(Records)
__________________________________________________

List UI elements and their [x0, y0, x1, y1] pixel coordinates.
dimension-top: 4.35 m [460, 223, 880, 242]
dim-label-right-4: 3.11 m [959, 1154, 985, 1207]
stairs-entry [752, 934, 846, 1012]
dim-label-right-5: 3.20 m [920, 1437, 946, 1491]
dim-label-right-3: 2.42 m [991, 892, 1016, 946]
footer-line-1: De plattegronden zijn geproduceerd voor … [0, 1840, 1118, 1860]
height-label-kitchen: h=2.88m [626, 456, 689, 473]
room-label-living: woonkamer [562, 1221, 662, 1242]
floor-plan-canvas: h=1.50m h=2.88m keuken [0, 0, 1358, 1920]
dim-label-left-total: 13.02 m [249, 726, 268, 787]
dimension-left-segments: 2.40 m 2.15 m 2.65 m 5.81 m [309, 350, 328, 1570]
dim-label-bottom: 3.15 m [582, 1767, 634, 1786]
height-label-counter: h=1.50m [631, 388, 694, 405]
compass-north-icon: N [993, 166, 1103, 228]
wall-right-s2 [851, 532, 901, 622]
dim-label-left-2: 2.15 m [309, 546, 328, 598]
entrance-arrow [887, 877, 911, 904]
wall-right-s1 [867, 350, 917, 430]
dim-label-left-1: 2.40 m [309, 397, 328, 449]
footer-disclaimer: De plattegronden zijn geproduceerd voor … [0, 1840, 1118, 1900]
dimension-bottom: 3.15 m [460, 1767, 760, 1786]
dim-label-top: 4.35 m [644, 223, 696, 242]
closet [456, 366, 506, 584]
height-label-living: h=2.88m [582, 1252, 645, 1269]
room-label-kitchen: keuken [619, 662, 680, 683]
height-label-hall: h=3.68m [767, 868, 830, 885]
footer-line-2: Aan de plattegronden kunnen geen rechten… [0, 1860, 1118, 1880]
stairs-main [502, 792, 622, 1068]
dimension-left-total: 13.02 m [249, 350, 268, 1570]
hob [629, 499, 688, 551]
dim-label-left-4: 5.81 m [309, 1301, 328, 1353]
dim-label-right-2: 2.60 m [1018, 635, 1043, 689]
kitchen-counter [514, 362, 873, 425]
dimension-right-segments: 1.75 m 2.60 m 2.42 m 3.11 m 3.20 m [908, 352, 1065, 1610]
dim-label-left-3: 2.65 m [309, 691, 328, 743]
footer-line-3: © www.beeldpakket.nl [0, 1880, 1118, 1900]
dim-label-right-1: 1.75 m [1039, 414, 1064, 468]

__________________________________________________

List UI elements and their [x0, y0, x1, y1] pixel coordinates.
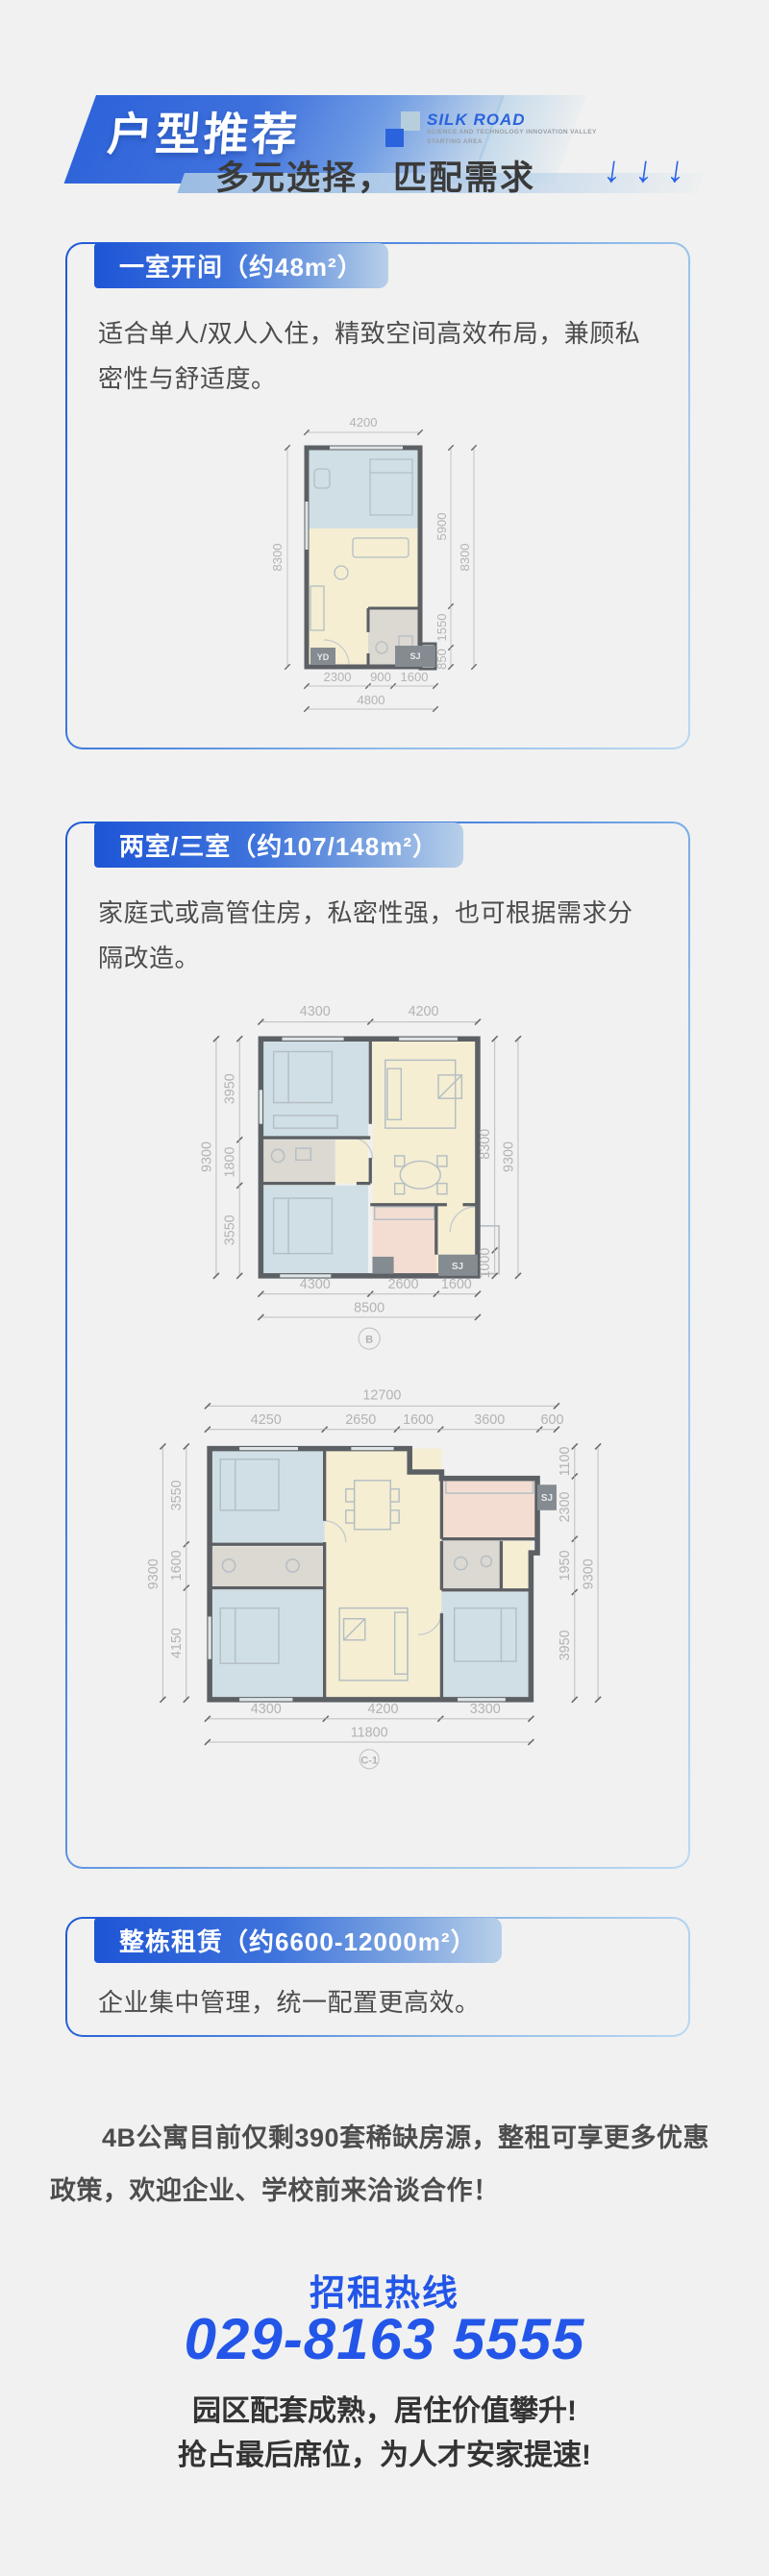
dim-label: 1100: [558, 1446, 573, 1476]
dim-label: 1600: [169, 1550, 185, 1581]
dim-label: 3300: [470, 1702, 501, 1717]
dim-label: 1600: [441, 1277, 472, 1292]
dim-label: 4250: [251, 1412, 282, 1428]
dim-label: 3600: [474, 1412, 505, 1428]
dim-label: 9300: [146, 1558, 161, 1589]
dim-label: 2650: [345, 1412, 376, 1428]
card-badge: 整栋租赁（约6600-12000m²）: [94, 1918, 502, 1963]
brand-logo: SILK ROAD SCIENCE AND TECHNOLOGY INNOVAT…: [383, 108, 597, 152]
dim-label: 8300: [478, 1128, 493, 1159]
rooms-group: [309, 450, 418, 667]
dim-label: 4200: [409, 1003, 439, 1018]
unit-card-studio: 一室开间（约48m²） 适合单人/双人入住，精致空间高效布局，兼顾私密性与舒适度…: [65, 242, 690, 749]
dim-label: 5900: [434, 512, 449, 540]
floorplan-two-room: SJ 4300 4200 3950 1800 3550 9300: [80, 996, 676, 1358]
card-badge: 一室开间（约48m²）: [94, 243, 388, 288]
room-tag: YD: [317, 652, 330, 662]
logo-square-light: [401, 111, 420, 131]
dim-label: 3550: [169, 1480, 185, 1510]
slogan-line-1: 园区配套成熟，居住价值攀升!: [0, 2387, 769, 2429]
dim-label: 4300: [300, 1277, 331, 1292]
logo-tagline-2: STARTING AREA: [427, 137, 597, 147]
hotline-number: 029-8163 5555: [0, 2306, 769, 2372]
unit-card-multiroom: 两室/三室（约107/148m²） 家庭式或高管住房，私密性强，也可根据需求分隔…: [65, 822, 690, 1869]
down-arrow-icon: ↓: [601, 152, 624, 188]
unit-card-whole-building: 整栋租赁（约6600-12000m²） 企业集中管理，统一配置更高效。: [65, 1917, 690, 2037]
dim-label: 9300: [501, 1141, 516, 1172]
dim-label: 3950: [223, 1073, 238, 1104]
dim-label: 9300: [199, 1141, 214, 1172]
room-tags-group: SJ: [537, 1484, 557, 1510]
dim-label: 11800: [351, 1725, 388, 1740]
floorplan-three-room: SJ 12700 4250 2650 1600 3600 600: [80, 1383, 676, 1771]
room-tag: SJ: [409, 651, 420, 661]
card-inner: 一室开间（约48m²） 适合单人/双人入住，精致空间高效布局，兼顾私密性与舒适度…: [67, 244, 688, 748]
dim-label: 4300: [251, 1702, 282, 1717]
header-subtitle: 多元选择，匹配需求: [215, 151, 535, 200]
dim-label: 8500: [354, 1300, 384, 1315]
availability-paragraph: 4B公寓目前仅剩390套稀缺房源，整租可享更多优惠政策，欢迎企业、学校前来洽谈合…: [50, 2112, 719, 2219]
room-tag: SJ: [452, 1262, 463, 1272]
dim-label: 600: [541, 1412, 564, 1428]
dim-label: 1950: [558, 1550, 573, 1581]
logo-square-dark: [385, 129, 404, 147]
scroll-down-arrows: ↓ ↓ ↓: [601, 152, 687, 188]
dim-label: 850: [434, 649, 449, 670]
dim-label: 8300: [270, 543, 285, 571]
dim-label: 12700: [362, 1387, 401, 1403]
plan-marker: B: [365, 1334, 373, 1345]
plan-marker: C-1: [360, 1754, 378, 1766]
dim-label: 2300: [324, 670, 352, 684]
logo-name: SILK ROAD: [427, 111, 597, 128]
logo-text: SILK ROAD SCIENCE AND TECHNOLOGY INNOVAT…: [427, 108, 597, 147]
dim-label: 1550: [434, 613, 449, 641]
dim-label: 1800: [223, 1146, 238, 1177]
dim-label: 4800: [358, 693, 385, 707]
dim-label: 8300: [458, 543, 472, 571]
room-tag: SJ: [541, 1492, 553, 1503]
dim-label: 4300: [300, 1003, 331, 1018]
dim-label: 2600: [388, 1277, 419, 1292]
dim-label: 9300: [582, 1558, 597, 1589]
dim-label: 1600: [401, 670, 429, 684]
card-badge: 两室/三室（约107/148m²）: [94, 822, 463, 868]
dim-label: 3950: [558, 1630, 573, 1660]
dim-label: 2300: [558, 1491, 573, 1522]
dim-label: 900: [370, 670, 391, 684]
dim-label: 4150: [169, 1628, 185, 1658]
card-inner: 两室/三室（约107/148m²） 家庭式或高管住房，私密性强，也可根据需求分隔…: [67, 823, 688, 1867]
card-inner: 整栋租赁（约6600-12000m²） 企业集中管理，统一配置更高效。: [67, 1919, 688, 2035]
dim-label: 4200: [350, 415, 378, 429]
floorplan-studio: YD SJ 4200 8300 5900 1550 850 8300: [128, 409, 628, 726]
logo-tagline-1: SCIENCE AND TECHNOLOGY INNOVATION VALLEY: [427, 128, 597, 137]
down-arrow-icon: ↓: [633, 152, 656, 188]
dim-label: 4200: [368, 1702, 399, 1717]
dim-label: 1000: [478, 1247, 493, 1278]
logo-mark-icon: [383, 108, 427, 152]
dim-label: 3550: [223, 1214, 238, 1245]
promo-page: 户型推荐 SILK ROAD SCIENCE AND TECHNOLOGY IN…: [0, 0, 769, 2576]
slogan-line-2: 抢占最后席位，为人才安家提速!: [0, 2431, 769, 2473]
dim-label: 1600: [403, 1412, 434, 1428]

__________________________________________________

» **Challenge**
Convert the listing lines from the one containing "dim-label: 1100: [558, 1446, 573, 1476]" through the one containing "dim-label: 2650: [345, 1412, 376, 1428]", both included, into a Markdown table with the columns Row and Line, leaving out any blank lines.

» **Task answer**
| Row | Line |
|---|---|
| 1 | dim-label: 1100: [558, 1446, 573, 1476] |
| 2 | dim-label: 1600: [169, 1550, 185, 1581] |
| 3 | dim-label: 3300: [470, 1702, 501, 1717] |
| 4 | dim-label: 1600: [441, 1277, 472, 1292] |
| 5 | dim-label: 4250: [251, 1412, 282, 1428] |
| 6 | dim-label: 3600: [474, 1412, 505, 1428] |
| 7 | dim-label: 9300: [146, 1558, 161, 1589] |
| 8 | dim-label: 2650: [345, 1412, 376, 1428] |